**Task to complete**.
Only lines with the string "text" matter here; gather them from the material below.

**Raw data**.
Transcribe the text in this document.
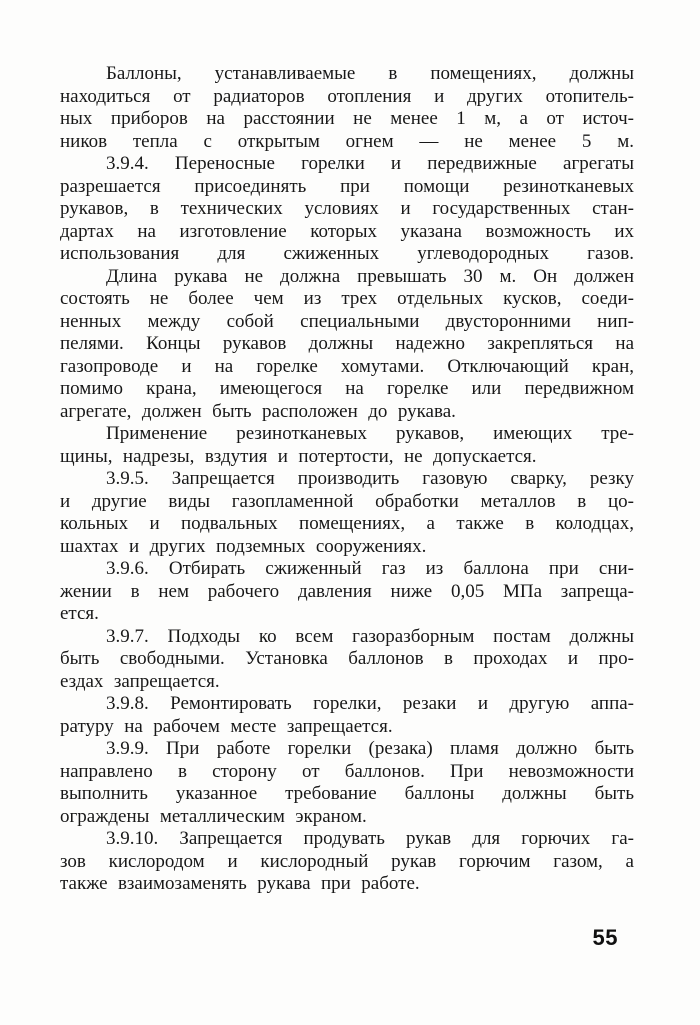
Баллоны, устанавливаемые в помещениях, должны
находиться от радиаторов отопления и других отопитель-
ных приборов на расстоянии не менее 1 м, а от источ-
ников тепла с открытым огнем — не менее 5 м.
3.9.4. Переносные горелки и передвижные агрегаты
разрешается присоединять при помощи резинотканевых
рукавов, в технических условиях и государственных стан-
дартах на изготовление которых указана возможность их
использования для сжиженных углеводородных газов.
Длина рукава не должна превышать 30 м. Он должен
состоять не более чем из трех отдельных кусков, соеди-
ненных между собой специальными двусторонними нип-
пелями. Концы рукавов должны надежно закрепляться на
газопроводе и на горелке хомутами. Отключающий кран,
помимо крана, имеющегося на горелке или передвижном
агрегате, должен быть расположен до рукава.
Применение резинотканевых рукавов, имеющих тре-
щины, надрезы, вздутия и потертости, не допускается.
3.9.5. Запрещается производить газовую сварку, резку
и другие виды газопламенной обработки металлов в цо-
кольных и подвальных помещениях, а также в колодцах,
шахтах и других подземных сооружениях.
3.9.6. Отбирать сжиженный газ из баллона при сни-
жении в нем рабочего давления ниже 0,05 МПа запреща-
ется.
3.9.7. Подходы ко всем газоразборным постам должны
быть свободными. Установка баллонов в проходах и про-
ездах запрещается.
3.9.8. Ремонтировать горелки, резаки и другую аппа-
ратуру на рабочем месте запрещается.
3.9.9. При работе горелки (резака) пламя должно быть
направлено в сторону от баллонов. При невозможности
выполнить указанное требование баллоны должны быть
ограждены металлическим экраном.
3.9.10. Запрещается продувать рукав для горючих га-
зов кислородом и кислородный рукав горючим газом, а
также взаимозаменять рукава при работе.
55
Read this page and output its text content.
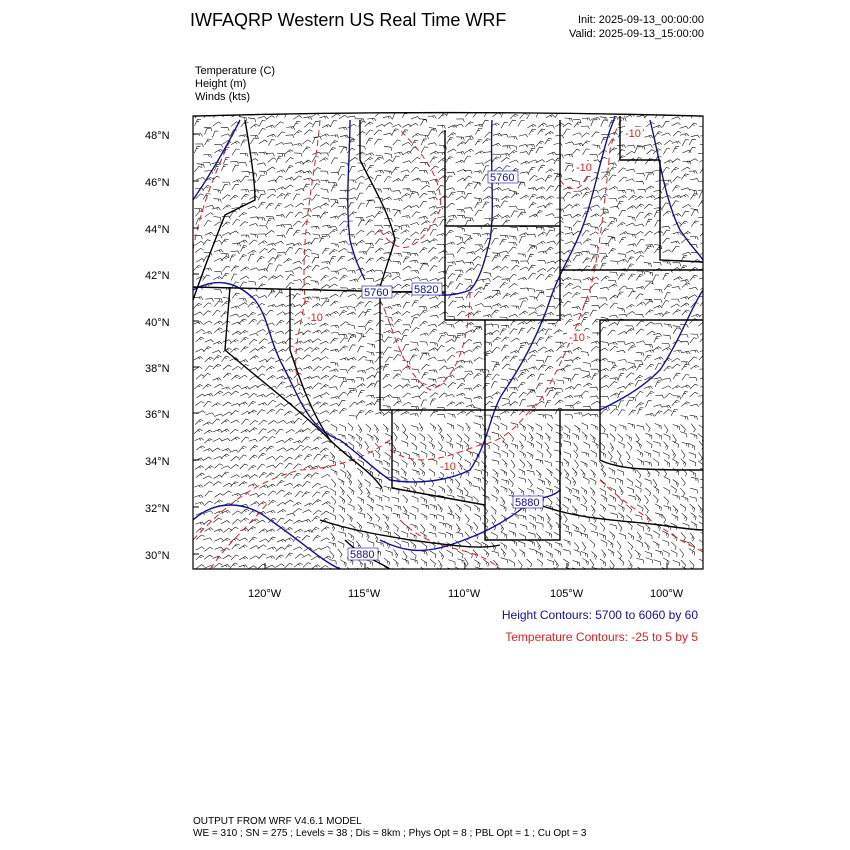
IWFAQRP Western US Real Time WRF	Init: 2025-09-13_00:00:00
Valid: 2025-09-13_15:00:00
Temperature (C)
Height (m)
Winds (kts)
48°N
46°N
44°N
42°N
40°N
38°N
36°N
34°N
32°N
30°N
120°W	115°W	110°W	105°W	100°W
5760
5760 5820
5880
5880
-10
-10
-10
-10
-10
Height Contours: 5700 to 6060 by 60
Temperature Contours: -25 to 5 by 5
OUTPUT FROM WRF V4.6.1 MODEL
WE = 310 ; SN = 275 ; Levels = 38 ; Dis = 8km ; Phys Opt = 8 ; PBL Opt = 1 ; Cu Opt = 3
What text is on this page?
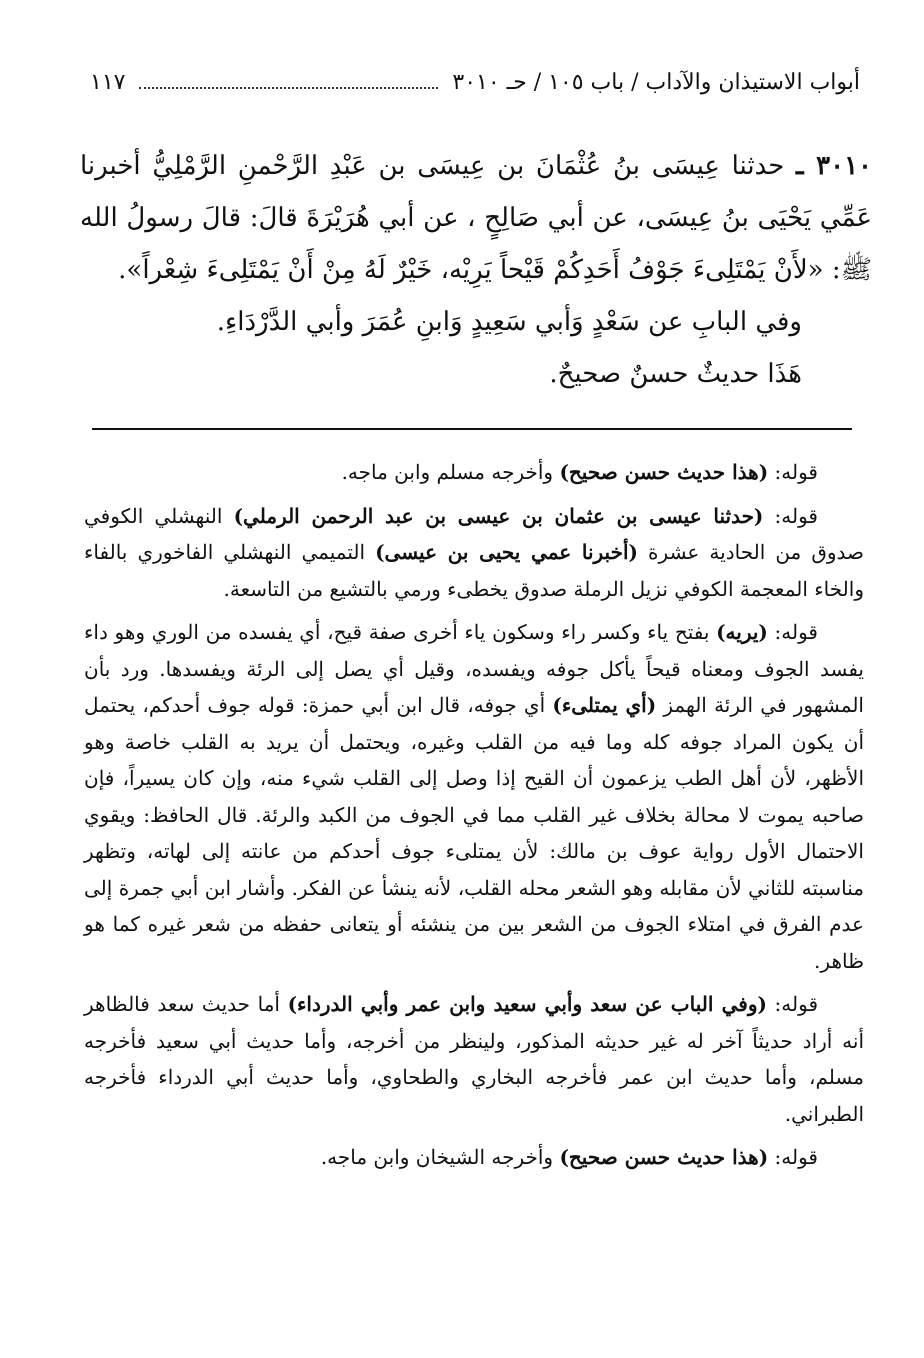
أبواب الاستيذان والآداب / باب ١٠٥ / حـ ٣٠١٠
١١٧

٣٠١٠ ـ حدثنا عِيسَى بنُ عُثْمَانَ بن عِيسَى بن عَبْدِ الرَّحْمنِ الرَّمْلِيُّ أخبرنا عَمِّي يَحْيَى بنُ عِيسَى، عن أبي صَالِحٍ ، عن أبي هُرَيْرَةَ قالَ: قالَ رسولُ الله ﷺ: «لأَنْ يَمْتَلِىءَ جَوْفُ أَحَدِكُمْ قَيْحاً يَرِيْه، خَيْرٌ لَهُ مِنْ أَنْ يَمْتَلِىءَ شِعْراً».

وفي البابِ عن سَعْدٍ وَأبي سَعِيدٍ وَابنِ عُمَرَ وأبي الدَّرْدَاءِ.

هَذَا حديثٌ حسنٌ صحيحٌ.

قوله: (هذا حديث حسن صحيح) وأخرجه مسلم وابن ماجه.

قوله: (حدثنا عيسى بن عثمان بن عيسى بن عبد الرحمن الرملي) النهشلي الكوفي صدوق من الحادية عشرة (أخبرنا عمي يحيى بن عيسى) التميمي النهشلي الفاخوري بالفاء والخاء المعجمة الكوفي نزيل الرملة صدوق يخطىء ورمي بالتشيع من التاسعة.

قوله: (يريه) بفتح ياء وكسر راء وسكون ياء أخرى صفة قيح، أي يفسده من الوري وهو داء يفسد الجوف ومعناه قيحاً يأكل جوفه ويفسده، وقيل أي يصل إلى الرئة ويفسدها. ورد بأن المشهور في الرئة الهمز (أي يمتلىء) أي جوفه، قال ابن أبي حمزة: قوله جوف أحدكم، يحتمل أن يكون المراد جوفه كله وما فيه من القلب وغيره، ويحتمل أن يريد به القلب خاصة وهو الأظهر، لأن أهل الطب يزعمون أن القيح إذا وصل إلى القلب شيء منه، وإن كان يسيراً، فإن صاحبه يموت لا محالة بخلاف غير القلب مما في الجوف من الكبد والرئة. قال الحافظ: ويقوي الاحتمال الأول رواية عوف بن مالك: لأن يمتلىء جوف أحدكم من عانته إلى لهاته، وتظهر مناسبته للثاني لأن مقابله وهو الشعر محله القلب، لأنه ينشأ عن الفكر. وأشار ابن أبي جمرة إلى عدم الفرق في امتلاء الجوف من الشعر بين من ينشئه أو يتعانى حفظه من شعر غيره كما هو ظاهر.

قوله: (وفي الباب عن سعد وأبي سعيد وابن عمر وأبي الدرداء) أما حديث سعد فالظاهر أنه أراد حديثاً آخر له غير حديثه المذكور، ولينظر من أخرجه، وأما حديث أبي سعيد فأخرجه مسلم، وأما حديث ابن عمر فأخرجه البخاري والطحاوي، وأما حديث أبي الدرداء فأخرجه الطبراني.

قوله: (هذا حديث حسن صحيح) وأخرجه الشيخان وابن ماجه.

**Final result**.
Transcribe the text in this document.
Read this page and output its text content.
What text is on this page?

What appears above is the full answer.